The records that follow must be repeated verbatim, every one of them.

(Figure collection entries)
*****

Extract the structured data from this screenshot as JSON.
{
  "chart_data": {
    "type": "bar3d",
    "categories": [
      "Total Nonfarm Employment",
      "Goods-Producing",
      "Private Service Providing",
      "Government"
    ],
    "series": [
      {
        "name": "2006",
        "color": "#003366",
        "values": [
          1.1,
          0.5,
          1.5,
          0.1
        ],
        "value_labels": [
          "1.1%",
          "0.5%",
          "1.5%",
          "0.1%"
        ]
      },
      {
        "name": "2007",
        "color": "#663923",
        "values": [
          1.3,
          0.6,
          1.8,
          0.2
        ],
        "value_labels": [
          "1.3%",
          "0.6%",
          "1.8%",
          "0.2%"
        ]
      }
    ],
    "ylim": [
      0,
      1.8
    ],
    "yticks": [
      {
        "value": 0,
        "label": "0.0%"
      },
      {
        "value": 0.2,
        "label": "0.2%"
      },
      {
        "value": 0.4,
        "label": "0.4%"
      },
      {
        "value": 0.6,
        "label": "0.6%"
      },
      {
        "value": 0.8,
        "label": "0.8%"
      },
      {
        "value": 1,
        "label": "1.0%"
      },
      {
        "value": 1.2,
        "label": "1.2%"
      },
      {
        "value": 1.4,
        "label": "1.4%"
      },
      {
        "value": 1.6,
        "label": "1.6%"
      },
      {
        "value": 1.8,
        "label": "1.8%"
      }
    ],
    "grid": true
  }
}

*****

▸ **RESPONSE**
Extract the structured data from this screenshot as JSON.
{
  "chart_data": {
    "type": "bar3d",
    "categories": [
      "Total Nonfarm Employment",
      "Goods-Producing",
      "Private Service Providing",
      "Government"
    ],
    "series": [
      {
        "name": "2006",
        "color": "#003366",
        "values": [
          1.1,
          0.5,
          1.5,
          0.1
        ],
        "value_labels": [
          "1.1%",
          "0.5%",
          "1.5%",
          "0.1%"
        ]
      },
      {
        "name": "2007",
        "color": "#663923",
        "values": [
          1.3,
          0.6,
          1.8,
          0.2
        ],
        "value_labels": [
          "1.3%",
          "0.6%",
          "1.8%",
          "0.2%"
        ]
      }
    ],
    "ylim": [
      0,
      1.8
    ],
    "yticks": [
      {
        "value": 0,
        "label": "0.0%"
      },
      {
        "value": 0.2,
        "label": "0.2%"
      },
      {
        "value": 0.4,
        "label": "0.4%"
      },
      {
        "value": 0.6,
        "label": "0.6%"
      },
      {
        "value": 0.8,
        "label": "0.8%"
      },
      {
        "value": 1,
        "label": "1.0%"
      },
      {
        "value": 1.2,
        "label": "1.2%"
      },
      {
        "value": 1.4,
        "label": "1.4%"
      },
      {
        "value": 1.6,
        "label": "1.6%"
      },
      {
        "value": 1.8,
        "label": "1.8%"
      }
    ],
    "grid": true
  }
}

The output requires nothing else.